[Exercise] Collect each line of the entries that holds the string "степени".

[Material for this task]
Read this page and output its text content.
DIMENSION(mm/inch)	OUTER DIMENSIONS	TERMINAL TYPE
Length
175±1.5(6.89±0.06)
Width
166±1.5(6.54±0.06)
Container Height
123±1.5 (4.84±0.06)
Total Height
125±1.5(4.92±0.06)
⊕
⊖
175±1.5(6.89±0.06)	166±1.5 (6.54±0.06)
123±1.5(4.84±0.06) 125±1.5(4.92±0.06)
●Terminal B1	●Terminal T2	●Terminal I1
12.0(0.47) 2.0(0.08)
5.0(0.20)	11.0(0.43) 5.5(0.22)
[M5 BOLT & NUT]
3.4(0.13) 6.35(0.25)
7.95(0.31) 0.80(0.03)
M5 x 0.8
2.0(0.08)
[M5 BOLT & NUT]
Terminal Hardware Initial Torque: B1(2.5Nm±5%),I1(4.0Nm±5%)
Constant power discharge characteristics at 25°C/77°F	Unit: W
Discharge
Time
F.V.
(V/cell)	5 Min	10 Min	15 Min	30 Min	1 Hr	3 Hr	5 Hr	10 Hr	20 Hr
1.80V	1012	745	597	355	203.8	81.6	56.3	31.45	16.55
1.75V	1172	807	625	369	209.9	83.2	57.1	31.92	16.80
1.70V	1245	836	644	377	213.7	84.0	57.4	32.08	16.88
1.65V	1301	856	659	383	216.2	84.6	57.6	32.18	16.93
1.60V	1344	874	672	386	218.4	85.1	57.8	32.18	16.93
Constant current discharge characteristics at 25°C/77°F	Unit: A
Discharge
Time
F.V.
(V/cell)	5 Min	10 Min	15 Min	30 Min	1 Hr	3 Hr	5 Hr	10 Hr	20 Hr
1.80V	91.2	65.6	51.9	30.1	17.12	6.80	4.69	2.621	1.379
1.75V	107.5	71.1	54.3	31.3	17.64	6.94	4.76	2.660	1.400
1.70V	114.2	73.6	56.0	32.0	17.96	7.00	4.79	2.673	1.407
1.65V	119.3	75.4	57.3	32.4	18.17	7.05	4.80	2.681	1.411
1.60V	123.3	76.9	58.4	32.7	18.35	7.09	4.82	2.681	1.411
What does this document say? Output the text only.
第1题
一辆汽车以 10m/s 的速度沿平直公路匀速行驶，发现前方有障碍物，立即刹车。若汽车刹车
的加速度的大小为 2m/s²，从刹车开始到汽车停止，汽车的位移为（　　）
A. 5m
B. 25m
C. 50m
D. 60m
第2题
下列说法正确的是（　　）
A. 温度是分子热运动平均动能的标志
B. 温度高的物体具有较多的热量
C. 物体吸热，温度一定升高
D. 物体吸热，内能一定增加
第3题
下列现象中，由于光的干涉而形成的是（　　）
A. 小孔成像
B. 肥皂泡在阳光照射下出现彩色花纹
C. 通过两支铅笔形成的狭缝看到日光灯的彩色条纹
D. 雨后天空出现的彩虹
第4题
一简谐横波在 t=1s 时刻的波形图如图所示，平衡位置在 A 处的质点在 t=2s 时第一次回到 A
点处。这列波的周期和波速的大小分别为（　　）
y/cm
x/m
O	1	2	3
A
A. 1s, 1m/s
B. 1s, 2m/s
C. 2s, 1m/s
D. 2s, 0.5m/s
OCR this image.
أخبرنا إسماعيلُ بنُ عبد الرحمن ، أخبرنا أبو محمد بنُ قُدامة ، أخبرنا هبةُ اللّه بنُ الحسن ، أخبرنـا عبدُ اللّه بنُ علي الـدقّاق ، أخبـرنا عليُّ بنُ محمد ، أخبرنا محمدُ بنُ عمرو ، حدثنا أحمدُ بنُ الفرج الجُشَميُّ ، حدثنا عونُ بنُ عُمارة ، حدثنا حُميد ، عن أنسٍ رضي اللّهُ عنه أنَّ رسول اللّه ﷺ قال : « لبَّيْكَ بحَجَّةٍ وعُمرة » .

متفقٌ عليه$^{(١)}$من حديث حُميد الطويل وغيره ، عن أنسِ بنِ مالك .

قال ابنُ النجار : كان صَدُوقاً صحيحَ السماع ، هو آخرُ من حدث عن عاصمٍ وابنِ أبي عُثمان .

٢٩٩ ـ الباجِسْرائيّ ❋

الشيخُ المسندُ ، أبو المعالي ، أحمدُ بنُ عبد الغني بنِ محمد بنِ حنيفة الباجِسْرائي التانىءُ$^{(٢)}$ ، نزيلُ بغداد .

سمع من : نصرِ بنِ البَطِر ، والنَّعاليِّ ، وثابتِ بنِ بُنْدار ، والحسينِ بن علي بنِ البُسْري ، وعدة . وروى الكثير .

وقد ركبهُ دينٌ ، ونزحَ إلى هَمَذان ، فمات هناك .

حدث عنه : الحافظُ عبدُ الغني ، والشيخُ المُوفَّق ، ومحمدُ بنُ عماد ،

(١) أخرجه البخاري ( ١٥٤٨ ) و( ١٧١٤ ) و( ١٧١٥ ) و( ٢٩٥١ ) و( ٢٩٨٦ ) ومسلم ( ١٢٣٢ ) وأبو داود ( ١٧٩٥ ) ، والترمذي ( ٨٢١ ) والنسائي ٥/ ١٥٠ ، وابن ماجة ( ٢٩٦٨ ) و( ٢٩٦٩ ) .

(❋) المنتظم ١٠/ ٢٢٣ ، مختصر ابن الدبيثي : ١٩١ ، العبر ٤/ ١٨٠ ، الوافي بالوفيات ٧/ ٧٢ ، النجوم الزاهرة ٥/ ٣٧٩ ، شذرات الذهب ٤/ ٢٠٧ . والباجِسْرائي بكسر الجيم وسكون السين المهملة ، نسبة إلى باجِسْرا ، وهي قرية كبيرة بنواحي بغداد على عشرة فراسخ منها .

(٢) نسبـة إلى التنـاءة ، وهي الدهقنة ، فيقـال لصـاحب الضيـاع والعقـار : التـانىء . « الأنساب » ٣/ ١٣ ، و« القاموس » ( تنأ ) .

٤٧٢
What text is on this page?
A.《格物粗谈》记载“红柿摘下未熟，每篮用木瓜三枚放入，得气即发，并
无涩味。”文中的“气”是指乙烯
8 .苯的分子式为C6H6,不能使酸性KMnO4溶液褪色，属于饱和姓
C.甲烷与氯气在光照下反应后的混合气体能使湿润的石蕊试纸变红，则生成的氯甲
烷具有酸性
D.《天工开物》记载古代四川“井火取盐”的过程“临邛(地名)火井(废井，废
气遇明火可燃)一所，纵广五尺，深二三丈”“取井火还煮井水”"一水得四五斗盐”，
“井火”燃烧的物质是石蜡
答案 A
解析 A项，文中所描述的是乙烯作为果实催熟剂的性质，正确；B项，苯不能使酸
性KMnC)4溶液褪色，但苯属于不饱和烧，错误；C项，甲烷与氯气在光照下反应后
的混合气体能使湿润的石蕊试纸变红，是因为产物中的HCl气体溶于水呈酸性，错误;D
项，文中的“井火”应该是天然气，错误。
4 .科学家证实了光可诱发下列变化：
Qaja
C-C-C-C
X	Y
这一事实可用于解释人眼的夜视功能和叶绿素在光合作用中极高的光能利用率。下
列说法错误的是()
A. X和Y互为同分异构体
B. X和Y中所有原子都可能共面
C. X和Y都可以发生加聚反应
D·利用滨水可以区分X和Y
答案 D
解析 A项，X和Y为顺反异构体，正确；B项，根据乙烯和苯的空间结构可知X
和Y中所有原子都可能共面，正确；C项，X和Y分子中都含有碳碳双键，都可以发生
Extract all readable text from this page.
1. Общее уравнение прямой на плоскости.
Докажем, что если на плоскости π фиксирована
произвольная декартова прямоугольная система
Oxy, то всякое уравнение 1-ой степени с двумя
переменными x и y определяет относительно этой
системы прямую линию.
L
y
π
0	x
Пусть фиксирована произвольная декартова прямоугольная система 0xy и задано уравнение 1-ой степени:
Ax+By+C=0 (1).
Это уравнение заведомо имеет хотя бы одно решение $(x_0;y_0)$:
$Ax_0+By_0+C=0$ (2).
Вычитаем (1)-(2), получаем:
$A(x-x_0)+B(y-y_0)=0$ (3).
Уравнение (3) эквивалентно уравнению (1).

[Response to this exercise]
Oxy, то всякое уравнение 1-ой степени с двумя
Пусть фиксирована произвольная декартова прямоугольная система 0xy и задано уравнение 1-ой степени:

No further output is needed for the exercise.